*Job*
Show every line containing "download" by copying it.

*Material for the task*
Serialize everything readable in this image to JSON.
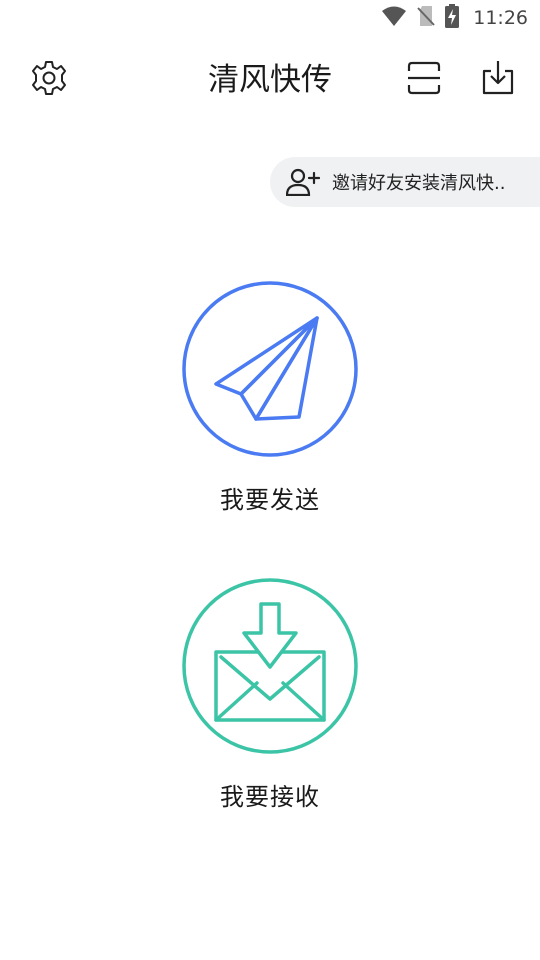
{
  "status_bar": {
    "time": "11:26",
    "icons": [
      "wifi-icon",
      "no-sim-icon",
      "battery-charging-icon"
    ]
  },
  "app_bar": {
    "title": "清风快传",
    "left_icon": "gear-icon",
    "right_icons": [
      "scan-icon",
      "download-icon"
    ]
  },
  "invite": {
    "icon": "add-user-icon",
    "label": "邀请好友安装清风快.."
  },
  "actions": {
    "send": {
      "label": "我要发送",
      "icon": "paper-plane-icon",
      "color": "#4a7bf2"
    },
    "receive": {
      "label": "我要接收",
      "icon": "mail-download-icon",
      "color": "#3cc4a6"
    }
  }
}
==
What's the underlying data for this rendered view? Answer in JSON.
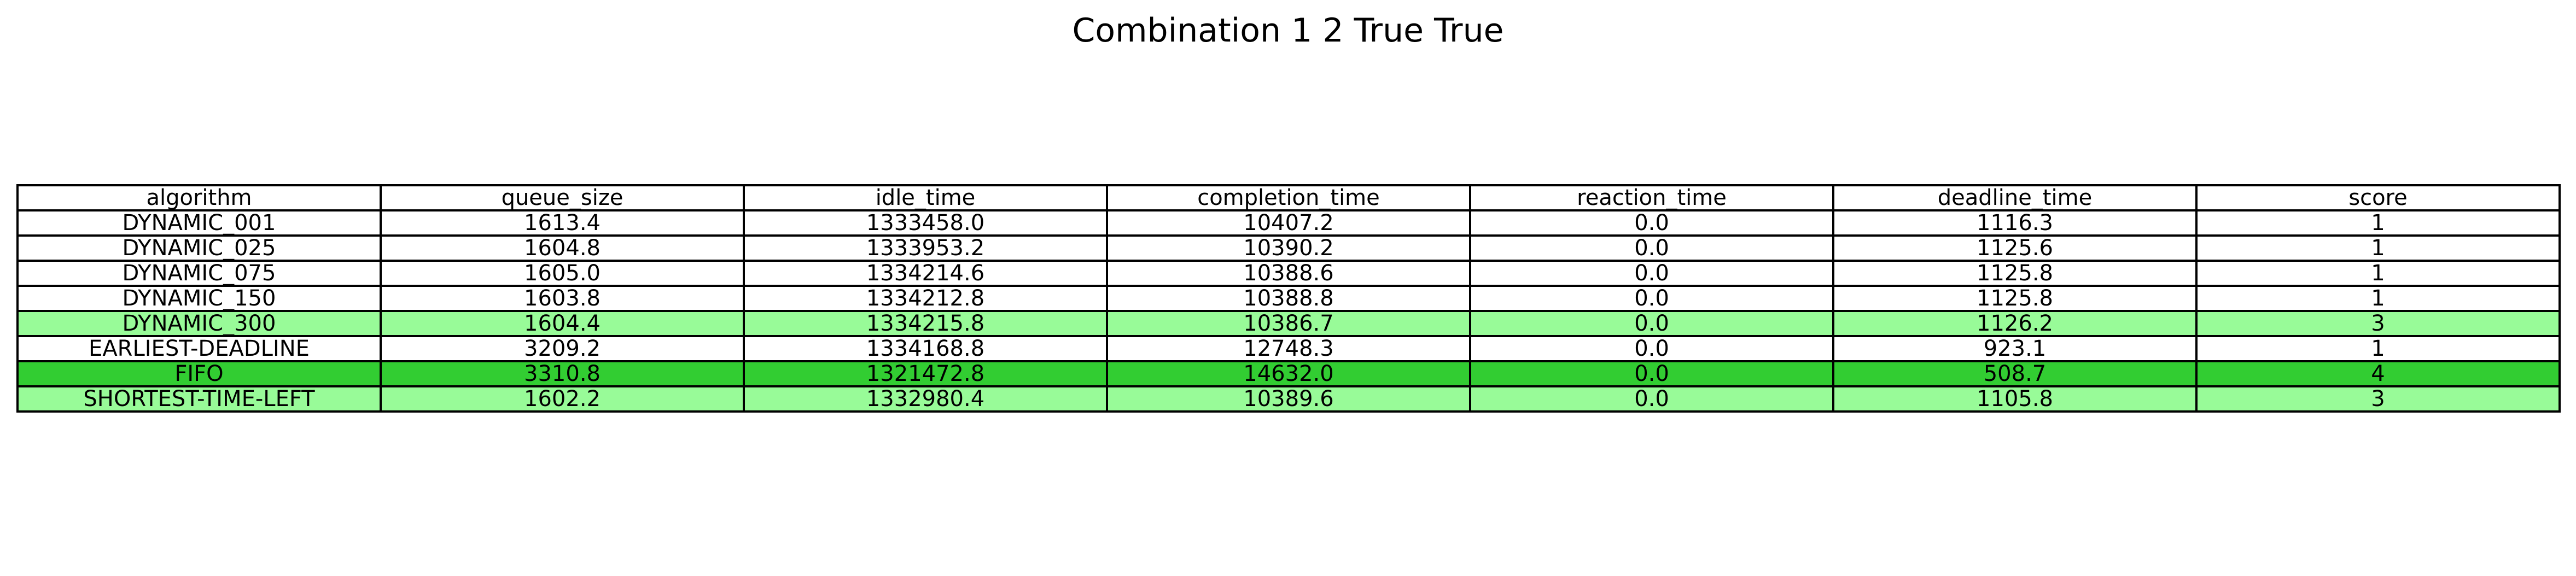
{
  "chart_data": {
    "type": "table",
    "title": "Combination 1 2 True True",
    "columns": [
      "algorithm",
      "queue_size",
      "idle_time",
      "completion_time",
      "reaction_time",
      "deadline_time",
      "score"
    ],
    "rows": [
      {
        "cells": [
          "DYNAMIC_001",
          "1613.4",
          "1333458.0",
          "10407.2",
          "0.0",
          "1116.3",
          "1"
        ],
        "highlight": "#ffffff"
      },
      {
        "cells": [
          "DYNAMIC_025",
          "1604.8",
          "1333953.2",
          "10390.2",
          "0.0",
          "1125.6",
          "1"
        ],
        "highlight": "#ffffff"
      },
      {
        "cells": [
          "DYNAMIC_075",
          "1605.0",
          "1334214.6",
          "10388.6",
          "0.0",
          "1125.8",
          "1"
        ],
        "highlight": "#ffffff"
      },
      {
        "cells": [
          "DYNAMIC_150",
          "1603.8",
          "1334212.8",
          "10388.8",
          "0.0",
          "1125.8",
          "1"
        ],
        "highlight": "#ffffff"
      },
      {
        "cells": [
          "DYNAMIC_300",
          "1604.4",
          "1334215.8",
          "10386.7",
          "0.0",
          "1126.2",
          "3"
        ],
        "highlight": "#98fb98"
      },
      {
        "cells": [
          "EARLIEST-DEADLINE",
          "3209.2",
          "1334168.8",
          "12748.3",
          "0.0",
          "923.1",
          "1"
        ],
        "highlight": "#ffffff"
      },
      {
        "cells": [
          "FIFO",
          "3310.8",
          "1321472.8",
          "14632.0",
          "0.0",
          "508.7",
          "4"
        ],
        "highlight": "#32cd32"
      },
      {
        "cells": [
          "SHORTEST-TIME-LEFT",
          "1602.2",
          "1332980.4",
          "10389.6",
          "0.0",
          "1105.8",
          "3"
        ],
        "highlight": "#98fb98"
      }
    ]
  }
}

*Full solution*
      "download-icon"
      "icon": "mail-download-icon",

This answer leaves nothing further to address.